Stored records ::
☆ ☆ ☆

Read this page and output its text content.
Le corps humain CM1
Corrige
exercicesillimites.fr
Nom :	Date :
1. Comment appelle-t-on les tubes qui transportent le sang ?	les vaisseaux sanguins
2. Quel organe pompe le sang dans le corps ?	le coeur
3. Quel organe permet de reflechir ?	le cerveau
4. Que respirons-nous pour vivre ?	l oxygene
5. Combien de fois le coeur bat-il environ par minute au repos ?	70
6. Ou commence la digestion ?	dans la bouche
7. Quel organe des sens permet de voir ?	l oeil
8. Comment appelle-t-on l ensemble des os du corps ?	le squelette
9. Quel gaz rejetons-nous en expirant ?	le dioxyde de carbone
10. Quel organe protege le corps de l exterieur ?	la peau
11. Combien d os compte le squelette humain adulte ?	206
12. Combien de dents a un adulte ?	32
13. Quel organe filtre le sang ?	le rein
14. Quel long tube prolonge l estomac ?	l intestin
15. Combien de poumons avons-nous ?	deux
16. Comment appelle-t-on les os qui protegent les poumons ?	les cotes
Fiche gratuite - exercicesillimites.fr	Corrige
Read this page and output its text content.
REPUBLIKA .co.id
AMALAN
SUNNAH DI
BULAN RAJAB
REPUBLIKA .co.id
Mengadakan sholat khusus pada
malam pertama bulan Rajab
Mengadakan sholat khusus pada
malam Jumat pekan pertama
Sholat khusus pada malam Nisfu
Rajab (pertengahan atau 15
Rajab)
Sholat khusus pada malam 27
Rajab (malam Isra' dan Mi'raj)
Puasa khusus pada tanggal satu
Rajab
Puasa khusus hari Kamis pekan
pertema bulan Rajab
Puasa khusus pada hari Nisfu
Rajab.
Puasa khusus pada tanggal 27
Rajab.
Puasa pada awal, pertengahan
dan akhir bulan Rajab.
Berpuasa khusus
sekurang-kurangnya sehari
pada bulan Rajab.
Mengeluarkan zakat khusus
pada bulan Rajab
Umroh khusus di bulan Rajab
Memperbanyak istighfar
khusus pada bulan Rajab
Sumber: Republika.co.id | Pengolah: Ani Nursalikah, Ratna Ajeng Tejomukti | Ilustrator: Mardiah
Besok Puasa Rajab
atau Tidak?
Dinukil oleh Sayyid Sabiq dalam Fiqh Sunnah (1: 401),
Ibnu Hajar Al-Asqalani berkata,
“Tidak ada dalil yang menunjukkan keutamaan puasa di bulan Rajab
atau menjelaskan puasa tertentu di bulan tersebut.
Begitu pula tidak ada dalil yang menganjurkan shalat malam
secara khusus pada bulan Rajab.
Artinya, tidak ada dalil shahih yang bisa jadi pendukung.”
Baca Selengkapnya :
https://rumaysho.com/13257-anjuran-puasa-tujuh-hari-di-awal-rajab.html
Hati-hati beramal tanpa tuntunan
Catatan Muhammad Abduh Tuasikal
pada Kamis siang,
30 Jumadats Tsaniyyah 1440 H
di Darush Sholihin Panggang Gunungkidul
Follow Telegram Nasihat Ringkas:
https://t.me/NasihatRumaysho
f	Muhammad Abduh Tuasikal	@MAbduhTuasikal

☆ ☆ ☆

JOB :: Would you restate each of the entries word for word?

EXERCISE RESPONSE ::
Read this page and output its text content.
Le corps humain CM1
Corrige
exercicesillimites.fr
Nom :	Date :
1. Comment appelle-t-on les tubes qui transportent le sang ?	les vaisseaux sanguins
2. Quel organe pompe le sang dans le corps ?	le coeur
3. Quel organe permet de reflechir ?	le cerveau
4. Que respirons-nous pour vivre ?	l oxygene
5. Combien de fois le coeur bat-il environ par minute au repos ?	70
6. Ou commence la digestion ?	dans la bouche
7. Quel organe des sens permet de voir ?	l oeil
8. Comment appelle-t-on l ensemble des os du corps ?	le squelette
9. Quel gaz rejetons-nous en expirant ?	le dioxyde de carbone
10. Quel organe protege le corps de l exterieur ?	la peau
11. Combien d os compte le squelette humain adulte ?	206
12. Combien de dents a un adulte ?	32
13. Quel organe filtre le sang ?	le rein
14. Quel long tube prolonge l estomac ?	l intestin
15. Combien de poumons avons-nous ?	deux
16. Comment appelle-t-on les os qui protegent les poumons ?	les cotes
Fiche gratuite - exercicesillimites.fr	Corrige
Read this page and output its text content.
REPUBLIKA .co.id
AMALAN
SUNNAH DI
BULAN RAJAB
REPUBLIKA .co.id
Mengadakan sholat khusus pada
malam pertama bulan Rajab
Mengadakan sholat khusus pada
malam Jumat pekan pertama
Sholat khusus pada malam Nisfu
Rajab (pertengahan atau 15
Rajab)
Sholat khusus pada malam 27
Rajab (malam Isra' dan Mi'raj)
Puasa khusus pada tanggal satu
Rajab
Puasa khusus hari Kamis pekan
pertema bulan Rajab
Puasa khusus pada hari Nisfu
Rajab.
Puasa khusus pada tanggal 27
Rajab.
Puasa pada awal, pertengahan
dan akhir bulan Rajab.
Berpuasa khusus
sekurang-kurangnya sehari
pada bulan Rajab.
Mengeluarkan zakat khusus
pada bulan Rajab
Umroh khusus di bulan Rajab
Memperbanyak istighfar
khusus pada bulan Rajab
Sumber: Republika.co.id | Pengolah: Ani Nursalikah, Ratna Ajeng Tejomukti | Ilustrator: Mardiah
Besok Puasa Rajab
atau Tidak?
Dinukil oleh Sayyid Sabiq dalam Fiqh Sunnah (1: 401),
Ibnu Hajar Al-Asqalani berkata,
“Tidak ada dalil yang menunjukkan keutamaan puasa di bulan Rajab
atau menjelaskan puasa tertentu di bulan tersebut.
Begitu pula tidak ada dalil yang menganjurkan shalat malam
secara khusus pada bulan Rajab.
Artinya, tidak ada dalil shahih yang bisa jadi pendukung.”
Baca Selengkapnya :
https://rumaysho.com/13257-anjuran-puasa-tujuh-hari-di-awal-rajab.html
Hati-hati beramal tanpa tuntunan
Catatan Muhammad Abduh Tuasikal
pada Kamis siang,
30 Jumadats Tsaniyyah 1440 H
di Darush Sholihin Panggang Gunungkidul
Follow Telegram Nasihat Ringkas:
https://t.me/NasihatRumaysho
f	Muhammad Abduh Tuasikal	@MAbduhTuasikal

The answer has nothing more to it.